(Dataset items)
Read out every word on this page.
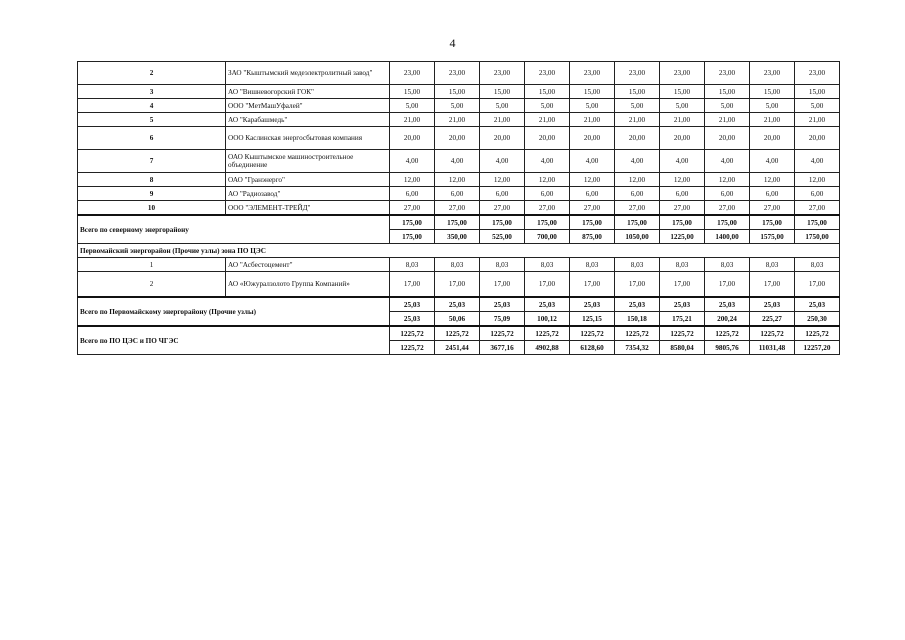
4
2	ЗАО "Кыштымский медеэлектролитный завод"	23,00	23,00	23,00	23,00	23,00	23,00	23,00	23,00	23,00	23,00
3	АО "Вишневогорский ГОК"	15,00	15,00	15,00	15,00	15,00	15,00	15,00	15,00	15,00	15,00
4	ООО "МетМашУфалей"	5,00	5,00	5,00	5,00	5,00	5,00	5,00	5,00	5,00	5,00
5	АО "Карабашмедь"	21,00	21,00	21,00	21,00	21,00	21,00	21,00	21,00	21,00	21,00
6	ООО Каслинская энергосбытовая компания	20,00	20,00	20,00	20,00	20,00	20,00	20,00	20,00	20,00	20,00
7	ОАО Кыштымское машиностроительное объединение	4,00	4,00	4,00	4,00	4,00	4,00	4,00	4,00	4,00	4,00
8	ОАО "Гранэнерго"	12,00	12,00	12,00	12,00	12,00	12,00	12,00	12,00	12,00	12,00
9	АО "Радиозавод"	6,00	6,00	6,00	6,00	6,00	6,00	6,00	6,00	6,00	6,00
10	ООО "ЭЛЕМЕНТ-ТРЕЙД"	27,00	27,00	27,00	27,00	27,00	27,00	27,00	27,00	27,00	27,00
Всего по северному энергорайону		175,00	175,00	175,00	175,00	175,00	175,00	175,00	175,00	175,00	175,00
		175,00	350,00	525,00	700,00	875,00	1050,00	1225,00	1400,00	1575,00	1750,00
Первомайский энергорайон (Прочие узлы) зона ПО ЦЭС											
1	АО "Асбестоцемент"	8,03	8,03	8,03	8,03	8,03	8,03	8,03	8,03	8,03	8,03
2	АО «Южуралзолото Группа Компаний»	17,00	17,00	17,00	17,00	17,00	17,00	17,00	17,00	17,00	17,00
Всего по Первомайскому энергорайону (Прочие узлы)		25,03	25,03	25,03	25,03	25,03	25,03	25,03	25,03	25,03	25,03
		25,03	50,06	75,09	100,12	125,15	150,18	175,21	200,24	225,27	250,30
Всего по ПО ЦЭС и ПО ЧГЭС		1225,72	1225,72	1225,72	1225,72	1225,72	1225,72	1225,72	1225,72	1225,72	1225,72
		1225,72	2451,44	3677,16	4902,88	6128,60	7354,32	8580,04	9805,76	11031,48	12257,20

---

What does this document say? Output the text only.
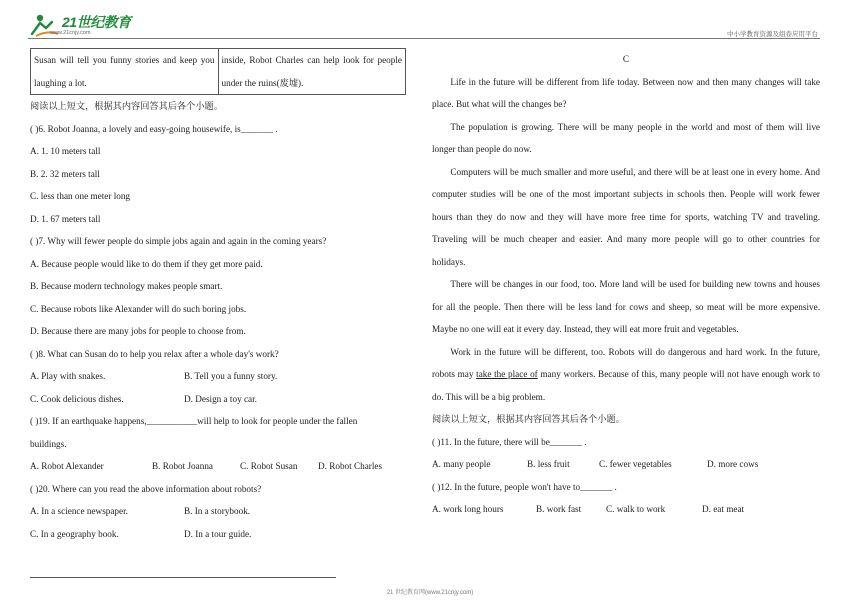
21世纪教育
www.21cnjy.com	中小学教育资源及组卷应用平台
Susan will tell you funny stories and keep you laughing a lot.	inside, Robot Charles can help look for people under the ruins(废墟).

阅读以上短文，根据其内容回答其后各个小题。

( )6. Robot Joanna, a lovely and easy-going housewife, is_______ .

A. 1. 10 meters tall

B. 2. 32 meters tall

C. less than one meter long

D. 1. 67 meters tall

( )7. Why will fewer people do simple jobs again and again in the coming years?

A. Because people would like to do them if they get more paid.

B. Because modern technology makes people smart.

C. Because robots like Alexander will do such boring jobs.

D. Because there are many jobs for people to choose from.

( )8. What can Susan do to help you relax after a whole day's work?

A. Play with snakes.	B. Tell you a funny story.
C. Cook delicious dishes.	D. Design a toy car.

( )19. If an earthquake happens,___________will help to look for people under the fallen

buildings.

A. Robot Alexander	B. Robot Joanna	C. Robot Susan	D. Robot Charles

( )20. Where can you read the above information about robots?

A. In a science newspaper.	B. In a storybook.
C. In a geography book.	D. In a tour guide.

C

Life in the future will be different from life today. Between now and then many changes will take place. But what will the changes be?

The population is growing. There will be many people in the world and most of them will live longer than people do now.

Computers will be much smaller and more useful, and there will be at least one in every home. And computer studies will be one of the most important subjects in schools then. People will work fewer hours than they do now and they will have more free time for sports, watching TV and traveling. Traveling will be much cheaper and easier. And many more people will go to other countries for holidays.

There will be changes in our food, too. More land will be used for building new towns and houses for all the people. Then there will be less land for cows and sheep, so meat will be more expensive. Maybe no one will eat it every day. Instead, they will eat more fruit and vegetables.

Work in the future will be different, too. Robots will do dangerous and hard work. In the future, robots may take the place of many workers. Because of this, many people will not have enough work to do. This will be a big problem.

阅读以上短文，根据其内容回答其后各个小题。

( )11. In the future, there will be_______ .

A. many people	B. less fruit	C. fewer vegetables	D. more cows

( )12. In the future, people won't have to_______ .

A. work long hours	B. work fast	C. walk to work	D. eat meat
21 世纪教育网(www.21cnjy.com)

_Exercise_
Find the number of lines in which the word "they" occurs, and write nothing but that number.

_Exercise result_
3